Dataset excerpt
————

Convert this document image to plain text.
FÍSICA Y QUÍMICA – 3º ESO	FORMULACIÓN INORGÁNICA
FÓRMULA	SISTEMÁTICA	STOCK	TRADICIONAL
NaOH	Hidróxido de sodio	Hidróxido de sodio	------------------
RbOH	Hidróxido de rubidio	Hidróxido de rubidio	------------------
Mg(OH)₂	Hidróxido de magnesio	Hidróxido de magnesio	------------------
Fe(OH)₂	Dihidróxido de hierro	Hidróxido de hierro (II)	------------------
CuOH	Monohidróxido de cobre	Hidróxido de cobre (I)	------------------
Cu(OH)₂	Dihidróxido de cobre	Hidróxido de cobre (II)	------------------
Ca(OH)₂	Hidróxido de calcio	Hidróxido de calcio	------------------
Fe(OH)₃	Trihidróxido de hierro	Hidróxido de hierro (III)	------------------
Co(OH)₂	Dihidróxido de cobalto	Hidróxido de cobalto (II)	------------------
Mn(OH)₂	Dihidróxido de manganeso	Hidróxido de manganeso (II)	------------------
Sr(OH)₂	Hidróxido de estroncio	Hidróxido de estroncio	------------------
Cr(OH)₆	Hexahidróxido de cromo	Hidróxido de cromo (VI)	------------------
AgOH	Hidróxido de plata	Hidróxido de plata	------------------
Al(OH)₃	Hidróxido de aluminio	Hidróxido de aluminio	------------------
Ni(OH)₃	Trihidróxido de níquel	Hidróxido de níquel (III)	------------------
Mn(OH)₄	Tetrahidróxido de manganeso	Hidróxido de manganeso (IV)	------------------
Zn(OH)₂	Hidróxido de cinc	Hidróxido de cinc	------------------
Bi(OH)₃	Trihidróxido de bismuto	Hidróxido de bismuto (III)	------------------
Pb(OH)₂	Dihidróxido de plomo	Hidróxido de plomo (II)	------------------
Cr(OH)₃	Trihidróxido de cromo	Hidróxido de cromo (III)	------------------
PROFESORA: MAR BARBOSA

————

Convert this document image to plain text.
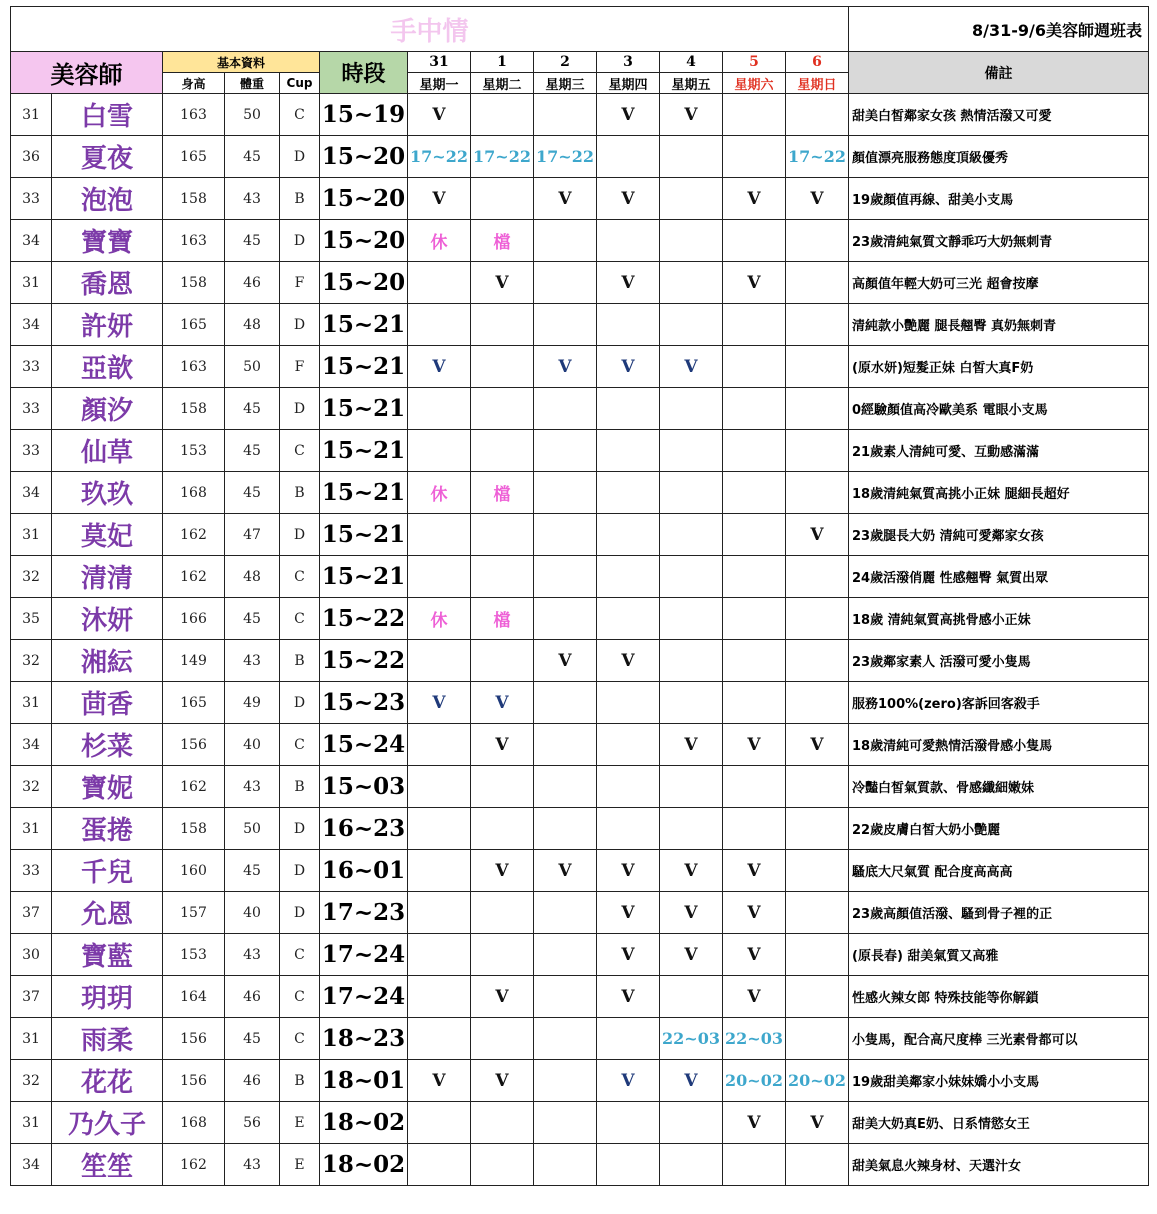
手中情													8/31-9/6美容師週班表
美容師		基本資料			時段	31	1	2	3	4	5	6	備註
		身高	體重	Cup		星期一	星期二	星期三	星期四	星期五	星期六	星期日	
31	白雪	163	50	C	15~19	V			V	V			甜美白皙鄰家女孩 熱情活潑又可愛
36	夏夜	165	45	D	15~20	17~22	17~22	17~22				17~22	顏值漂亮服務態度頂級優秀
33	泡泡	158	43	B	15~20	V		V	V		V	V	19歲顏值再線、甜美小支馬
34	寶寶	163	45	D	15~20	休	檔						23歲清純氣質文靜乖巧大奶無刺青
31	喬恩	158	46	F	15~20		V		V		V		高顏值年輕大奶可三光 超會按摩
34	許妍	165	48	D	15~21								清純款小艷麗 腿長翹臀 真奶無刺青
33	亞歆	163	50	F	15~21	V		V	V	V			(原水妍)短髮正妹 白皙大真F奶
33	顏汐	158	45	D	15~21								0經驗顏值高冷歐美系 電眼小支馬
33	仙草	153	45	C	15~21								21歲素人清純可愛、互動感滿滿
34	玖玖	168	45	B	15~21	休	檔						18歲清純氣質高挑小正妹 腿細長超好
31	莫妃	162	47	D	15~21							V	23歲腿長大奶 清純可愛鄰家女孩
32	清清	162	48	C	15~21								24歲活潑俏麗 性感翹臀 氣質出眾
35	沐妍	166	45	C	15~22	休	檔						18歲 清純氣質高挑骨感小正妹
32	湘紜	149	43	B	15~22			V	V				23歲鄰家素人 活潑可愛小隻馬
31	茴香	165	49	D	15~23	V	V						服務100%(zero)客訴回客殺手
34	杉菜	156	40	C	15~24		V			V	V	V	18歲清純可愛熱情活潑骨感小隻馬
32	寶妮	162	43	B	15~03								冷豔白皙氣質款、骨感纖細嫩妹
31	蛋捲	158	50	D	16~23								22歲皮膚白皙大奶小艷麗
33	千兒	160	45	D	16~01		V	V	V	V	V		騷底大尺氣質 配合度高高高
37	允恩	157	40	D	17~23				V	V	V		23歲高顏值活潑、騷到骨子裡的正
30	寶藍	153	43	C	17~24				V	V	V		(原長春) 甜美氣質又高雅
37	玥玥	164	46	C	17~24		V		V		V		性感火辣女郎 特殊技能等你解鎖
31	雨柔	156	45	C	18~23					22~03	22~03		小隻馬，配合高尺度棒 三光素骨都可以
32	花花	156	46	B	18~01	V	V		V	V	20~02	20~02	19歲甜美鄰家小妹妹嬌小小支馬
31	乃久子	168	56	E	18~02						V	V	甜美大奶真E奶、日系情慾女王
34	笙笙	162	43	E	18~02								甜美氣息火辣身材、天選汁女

————

EXERCISE. Count every line in the data that contains the word "Dihidróxido", then give that count and nothing else.

WRITTEN REPLY. 5